DO THIS
Output each entry verbatim and exclude every picture from it.

[Records from a collection]
----

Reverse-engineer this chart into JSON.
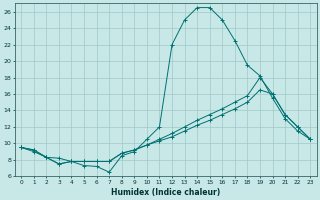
{
  "xlabel": "Humidex (Indice chaleur)",
  "background_color": "#c8e8e8",
  "grid_color": "#a0c8c8",
  "line_color": "#007070",
  "xlim": [
    -0.5,
    23.5
  ],
  "ylim": [
    6,
    27
  ],
  "xticks": [
    0,
    1,
    2,
    3,
    4,
    5,
    6,
    7,
    8,
    9,
    10,
    11,
    12,
    13,
    14,
    15,
    16,
    17,
    18,
    19,
    20,
    21,
    22,
    23
  ],
  "yticks": [
    6,
    8,
    10,
    12,
    14,
    16,
    18,
    20,
    22,
    24,
    26
  ],
  "s0_x": [
    0,
    1,
    2,
    3,
    4,
    5,
    6,
    7,
    8,
    9,
    10,
    11,
    12,
    13,
    14,
    15,
    16,
    17,
    18,
    19,
    20,
    21,
    22,
    23
  ],
  "s0_y": [
    9.5,
    9.0,
    8.3,
    8.2,
    7.8,
    7.3,
    7.2,
    6.5,
    8.5,
    9.0,
    10.5,
    12.0,
    22.0,
    25.0,
    26.5,
    26.5,
    25.0,
    22.5,
    19.5,
    18.2,
    15.5,
    13.0,
    11.5,
    10.5
  ],
  "s1_x": [
    0,
    1,
    2,
    3,
    4,
    5,
    6,
    7,
    8,
    9,
    10,
    11,
    12,
    13,
    14,
    15,
    16,
    17,
    18,
    19,
    20,
    21,
    22,
    23
  ],
  "s1_y": [
    9.5,
    9.2,
    8.3,
    7.5,
    7.8,
    7.8,
    7.8,
    7.8,
    8.8,
    9.2,
    9.8,
    10.5,
    11.2,
    12.0,
    12.8,
    13.5,
    14.2,
    15.0,
    15.8,
    18.0,
    16.0,
    13.5,
    12.0,
    10.5
  ],
  "s2_x": [
    0,
    1,
    2,
    3,
    4,
    5,
    6,
    7,
    8,
    9,
    10,
    11,
    12,
    13,
    14,
    15,
    16,
    17,
    18,
    19,
    20,
    21,
    22,
    23
  ],
  "s2_y": [
    9.5,
    9.2,
    8.3,
    7.5,
    7.8,
    7.8,
    7.8,
    7.8,
    8.8,
    9.2,
    9.8,
    10.3,
    10.8,
    11.5,
    12.2,
    12.8,
    13.5,
    14.2,
    15.0,
    16.5,
    16.0,
    13.5,
    12.0,
    10.5
  ]
}
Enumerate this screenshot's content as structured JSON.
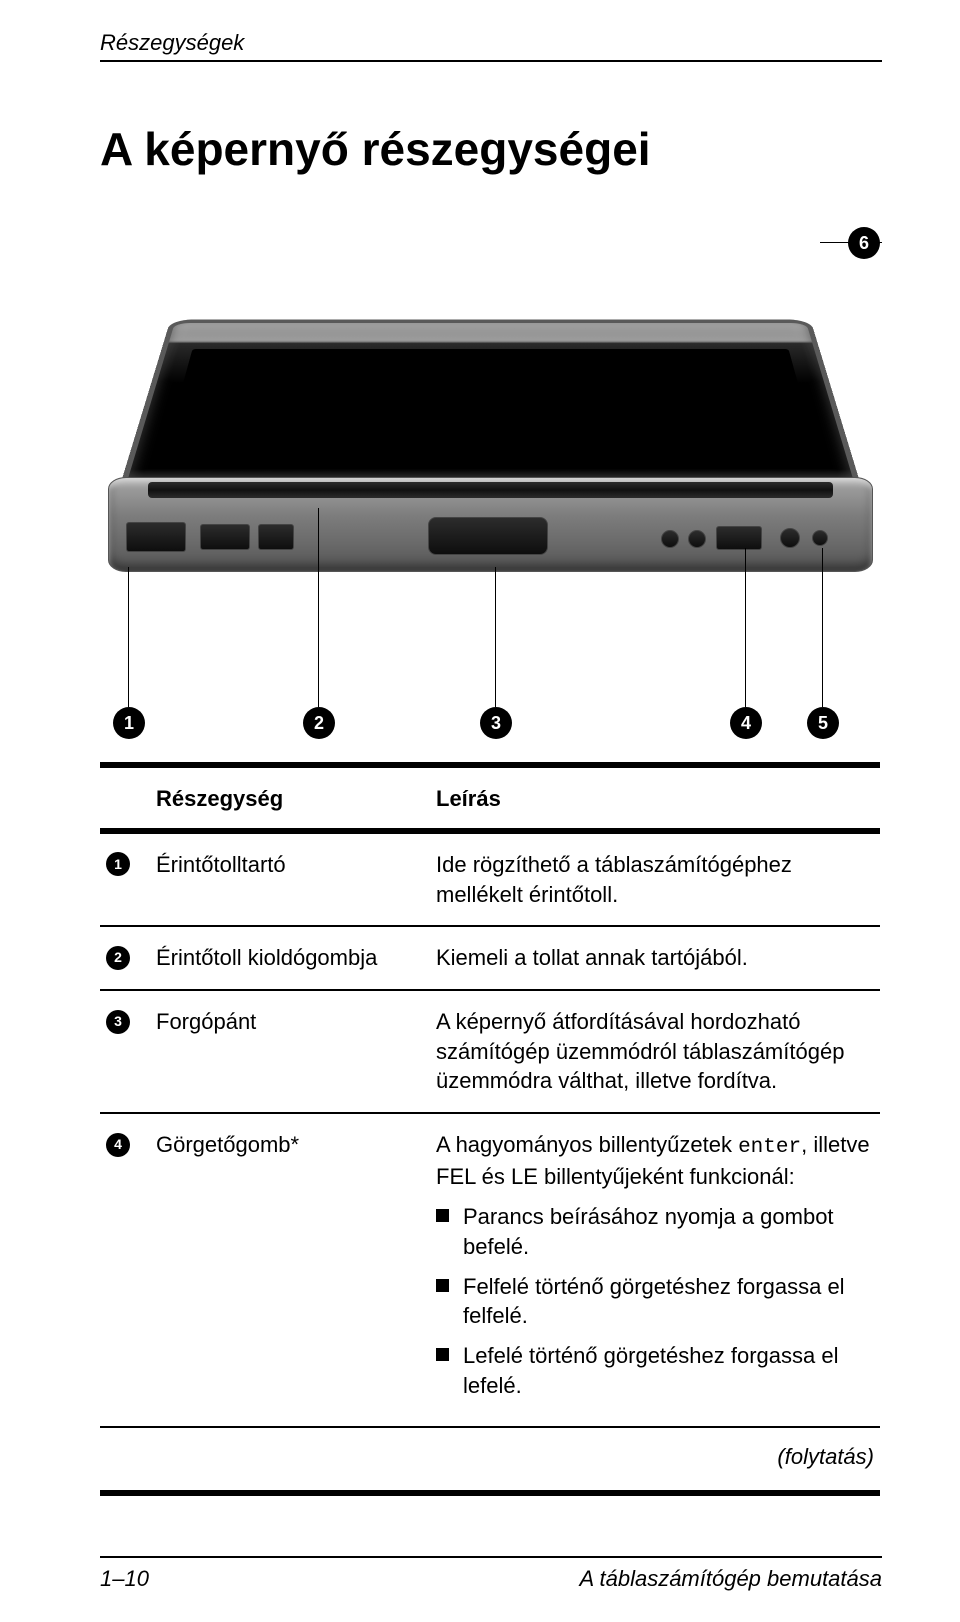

----

FULL ANSWER
Reverse-engineer this chart into JSON.
{
  "xlabel": "Humidex (Indice chaleur)",
  "background_color": "#c8e8e8",
  "grid_color": "#a0c8c8",
  "line_color": "#007070",
  "xlim": [
    -0.5,
    23.5
  ],
  "ylim": [
    6,
    27
  ],
  "xticks": [
    0,
    1,
    2,
    3,
    4,
    5,
    6,
    7,
    8,
    9,
    10,
    11,
    12,
    13,
    14,
    15,
    16,
    17,
    18,
    19,
    20,
    21,
    22,
    23
  ],
  "yticks": [
    6,
    8,
    10,
    12,
    14,
    16,
    18,
    20,
    22,
    24,
    26
  ],
  "s0_x": [
    0,
    1,
    2,
    3,
    4,
    5,
    6,
    7,
    8,
    9,
    10,
    11,
    12,
    13,
    14,
    15,
    16,
    17,
    18,
    19,
    20,
    21,
    22,
    23
  ],
  "s0_y": [
    9.5,
    9.0,
    8.3,
    8.2,
    7.8,
    7.3,
    7.2,
    6.5,
    8.5,
    9.0,
    10.5,
    12.0,
    22.0,
    25.0,
    26.5,
    26.5,
    25.0,
    22.5,
    19.5,
    18.2,
    15.5,
    13.0,
    11.5,
    10.5
  ],
  "s1_x": [
    0,
    1,
    2,
    3,
    4,
    5,
    6,
    7,
    8,
    9,
    10,
    11,
    12,
    13,
    14,
    15,
    16,
    17,
    18,
    19,
    20,
    21,
    22,
    23
  ],
  "s1_y": [
    9.5,
    9.2,
    8.3,
    7.5,
    7.8,
    7.8,
    7.8,
    7.8,
    8.8,
    9.2,
    9.8,
    10.5,
    11.2,
    12.0,
    12.8,
    13.5,
    14.2,
    15.0,
    15.8,
    18.0,
    16.0,
    13.5,
    12.0,
    10.5
  ],
  "s2_x": [
    0,
    1,
    2,
    3,
    4,
    5,
    6,
    7,
    8,
    9,
    10,
    11,
    12,
    13,
    14,
    15,
    16,
    17,
    18,
    19,
    20,
    21,
    22,
    23
  ],
  "s2_y": [
    9.5,
    9.2,
    8.3,
    7.5,
    7.8,
    7.8,
    7.8,
    7.8,
    8.8,
    9.2,
    9.8,
    10.3,
    10.8,
    11.5,
    12.2,
    12.8,
    13.5,
    14.2,
    15.0,
    16.5,
    16.0,
    13.5,
    12.0,
    10.5
  ]
}
Enumerate this screenshot's content as structured JSON.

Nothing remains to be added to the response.